GIVEN TASK:
Return only the number of lines holding the word "Разрешение".

-- TASK INPUT start --

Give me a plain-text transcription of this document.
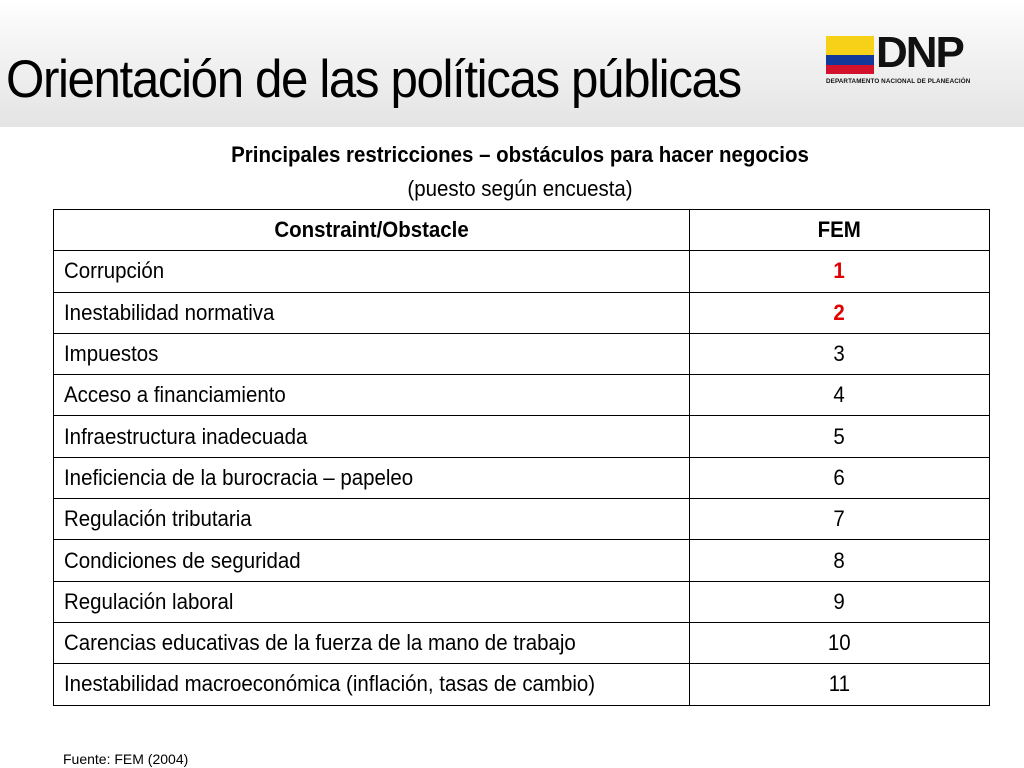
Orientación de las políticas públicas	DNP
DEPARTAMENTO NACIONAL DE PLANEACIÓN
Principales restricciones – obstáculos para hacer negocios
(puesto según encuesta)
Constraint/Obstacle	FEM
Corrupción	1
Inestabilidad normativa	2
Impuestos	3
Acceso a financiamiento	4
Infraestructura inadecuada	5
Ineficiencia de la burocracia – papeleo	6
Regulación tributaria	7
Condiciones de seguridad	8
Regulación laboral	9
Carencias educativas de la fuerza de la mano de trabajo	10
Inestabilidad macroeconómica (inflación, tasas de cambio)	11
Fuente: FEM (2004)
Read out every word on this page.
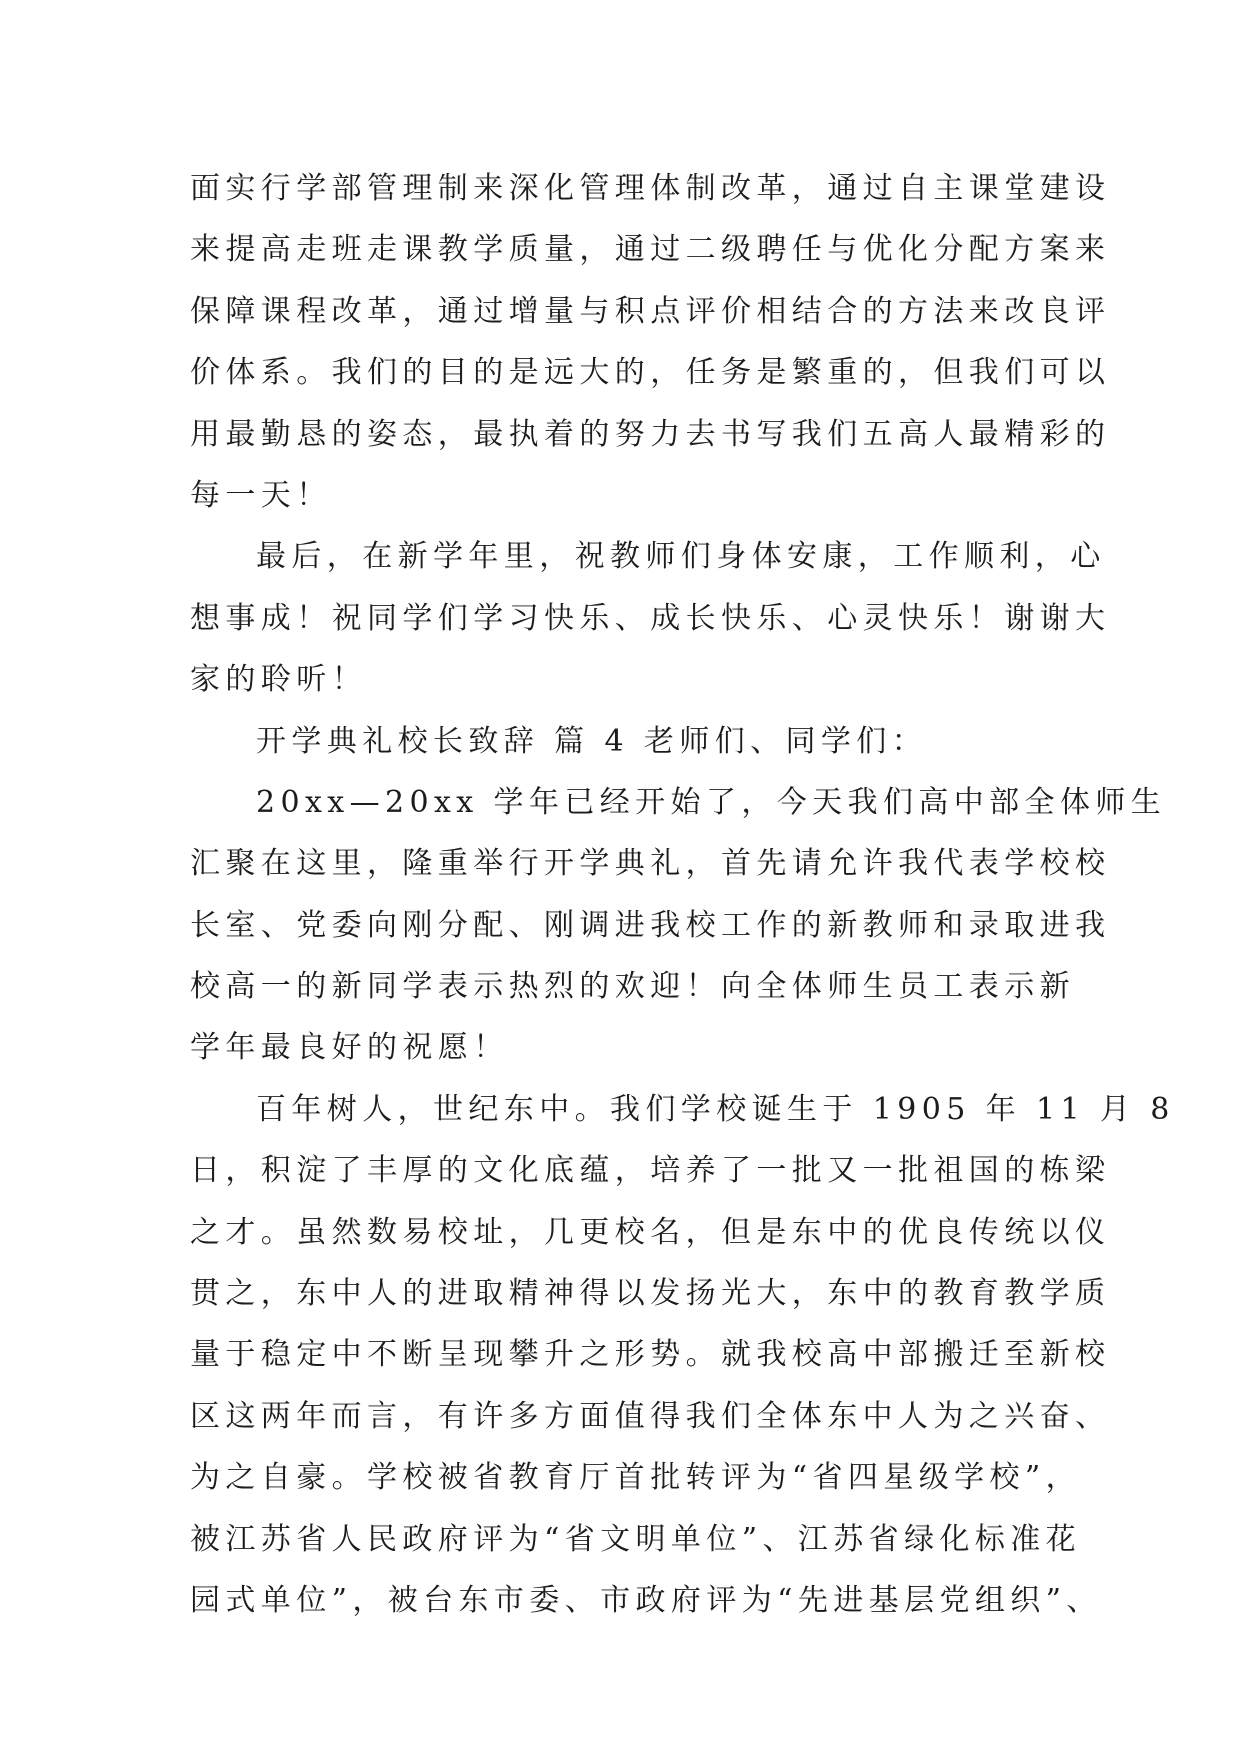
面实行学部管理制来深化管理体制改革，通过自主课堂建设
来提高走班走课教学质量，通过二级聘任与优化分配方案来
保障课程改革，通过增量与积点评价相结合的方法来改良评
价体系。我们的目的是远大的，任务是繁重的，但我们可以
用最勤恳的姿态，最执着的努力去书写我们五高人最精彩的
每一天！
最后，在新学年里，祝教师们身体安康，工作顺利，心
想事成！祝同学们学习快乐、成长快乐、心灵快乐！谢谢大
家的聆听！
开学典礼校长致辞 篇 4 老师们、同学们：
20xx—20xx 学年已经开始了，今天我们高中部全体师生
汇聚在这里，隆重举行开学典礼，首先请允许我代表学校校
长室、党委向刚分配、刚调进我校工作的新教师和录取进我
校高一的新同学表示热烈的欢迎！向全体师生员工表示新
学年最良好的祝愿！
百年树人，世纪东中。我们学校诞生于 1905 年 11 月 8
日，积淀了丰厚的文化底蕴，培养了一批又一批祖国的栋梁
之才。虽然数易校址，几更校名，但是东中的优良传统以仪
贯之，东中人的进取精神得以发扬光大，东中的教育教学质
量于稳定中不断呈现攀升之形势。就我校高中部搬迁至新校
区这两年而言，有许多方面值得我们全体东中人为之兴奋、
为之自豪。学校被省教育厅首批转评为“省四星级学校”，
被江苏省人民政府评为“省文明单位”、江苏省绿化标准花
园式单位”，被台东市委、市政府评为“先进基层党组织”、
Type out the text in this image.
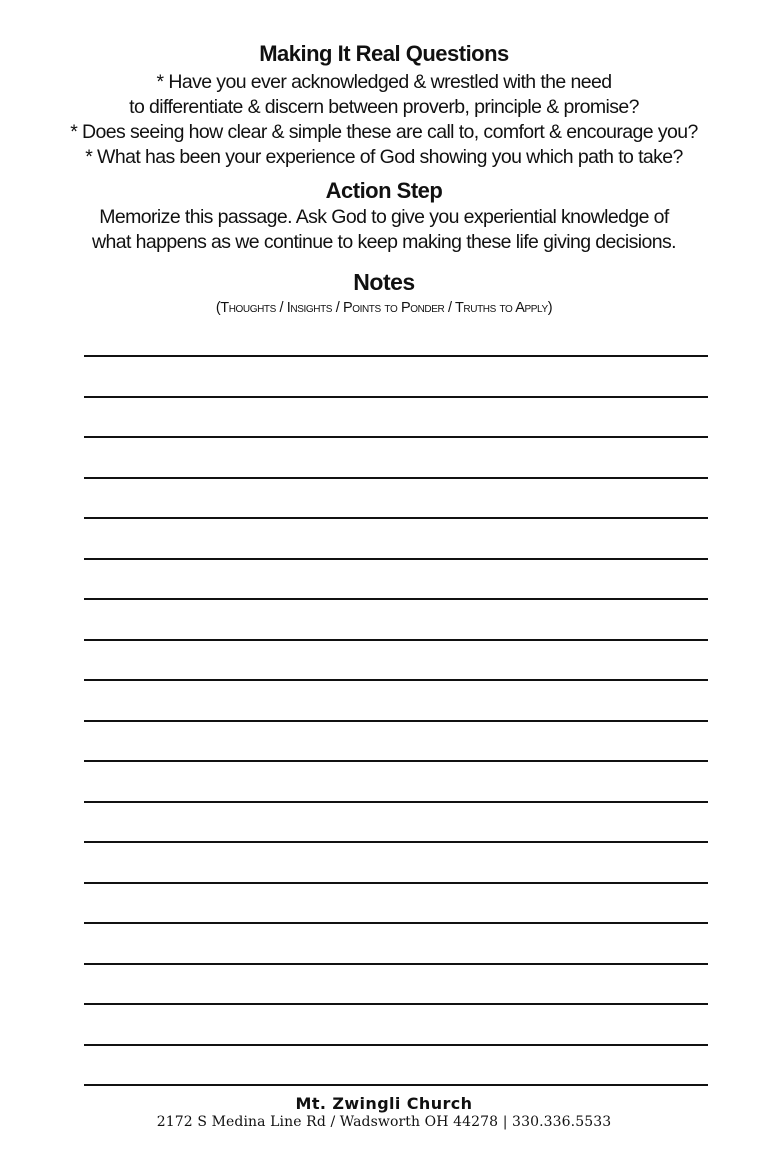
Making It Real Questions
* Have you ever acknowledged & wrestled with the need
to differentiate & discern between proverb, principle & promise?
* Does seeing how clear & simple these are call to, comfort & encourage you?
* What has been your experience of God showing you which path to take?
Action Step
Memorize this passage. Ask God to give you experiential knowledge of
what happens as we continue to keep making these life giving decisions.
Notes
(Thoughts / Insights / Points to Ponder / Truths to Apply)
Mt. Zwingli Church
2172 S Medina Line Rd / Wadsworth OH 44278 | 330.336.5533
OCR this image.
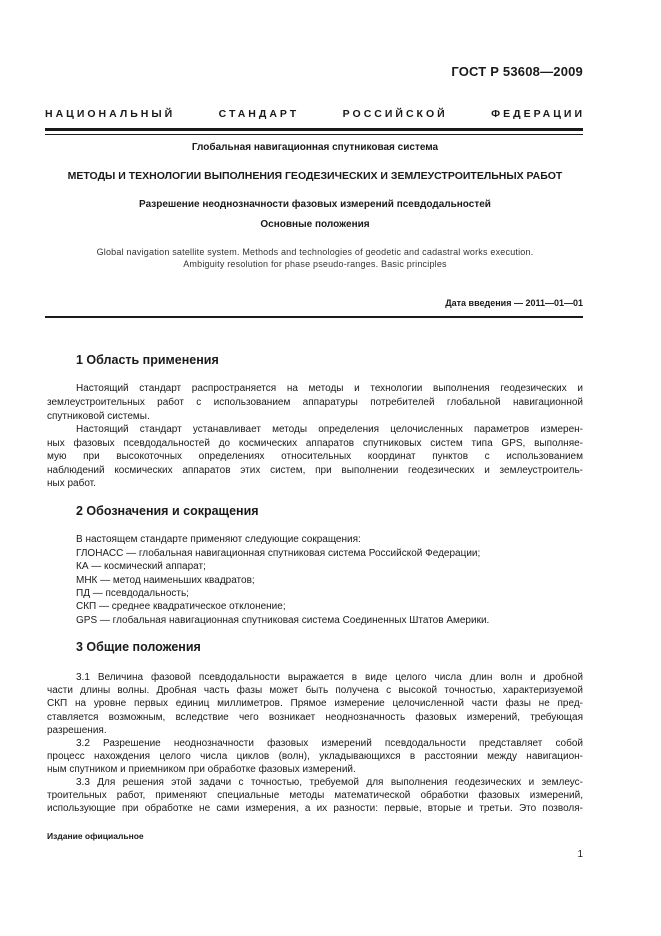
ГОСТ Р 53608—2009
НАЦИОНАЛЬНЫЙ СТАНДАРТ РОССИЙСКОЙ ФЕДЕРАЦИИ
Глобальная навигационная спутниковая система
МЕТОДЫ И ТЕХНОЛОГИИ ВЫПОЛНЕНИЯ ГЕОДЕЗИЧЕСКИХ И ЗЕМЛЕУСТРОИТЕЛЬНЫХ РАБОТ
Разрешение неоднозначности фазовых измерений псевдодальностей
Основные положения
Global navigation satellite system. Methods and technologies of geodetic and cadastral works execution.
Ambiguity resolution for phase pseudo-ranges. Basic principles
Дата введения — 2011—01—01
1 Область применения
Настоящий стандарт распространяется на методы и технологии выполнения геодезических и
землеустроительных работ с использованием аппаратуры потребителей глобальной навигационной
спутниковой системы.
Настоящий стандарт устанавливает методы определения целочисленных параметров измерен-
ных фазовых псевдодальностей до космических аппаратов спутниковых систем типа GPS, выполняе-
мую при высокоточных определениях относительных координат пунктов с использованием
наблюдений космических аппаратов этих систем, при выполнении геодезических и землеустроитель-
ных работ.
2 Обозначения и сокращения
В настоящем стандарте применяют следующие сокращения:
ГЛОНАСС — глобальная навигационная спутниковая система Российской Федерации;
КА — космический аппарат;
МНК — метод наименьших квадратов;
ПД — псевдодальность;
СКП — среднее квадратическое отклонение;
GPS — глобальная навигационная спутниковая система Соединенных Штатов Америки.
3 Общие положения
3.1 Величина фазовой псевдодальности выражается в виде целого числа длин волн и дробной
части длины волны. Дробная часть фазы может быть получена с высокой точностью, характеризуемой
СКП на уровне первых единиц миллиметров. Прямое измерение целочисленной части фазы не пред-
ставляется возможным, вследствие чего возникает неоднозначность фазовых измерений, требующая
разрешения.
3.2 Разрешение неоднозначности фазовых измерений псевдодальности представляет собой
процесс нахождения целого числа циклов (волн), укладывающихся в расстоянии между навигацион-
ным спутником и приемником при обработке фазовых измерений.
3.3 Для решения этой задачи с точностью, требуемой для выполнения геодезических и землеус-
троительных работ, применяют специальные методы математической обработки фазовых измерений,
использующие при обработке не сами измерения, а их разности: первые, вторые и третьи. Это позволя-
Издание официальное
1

-- TASK INPUT end --

SOLUTION TO THIS EXERCISE:
2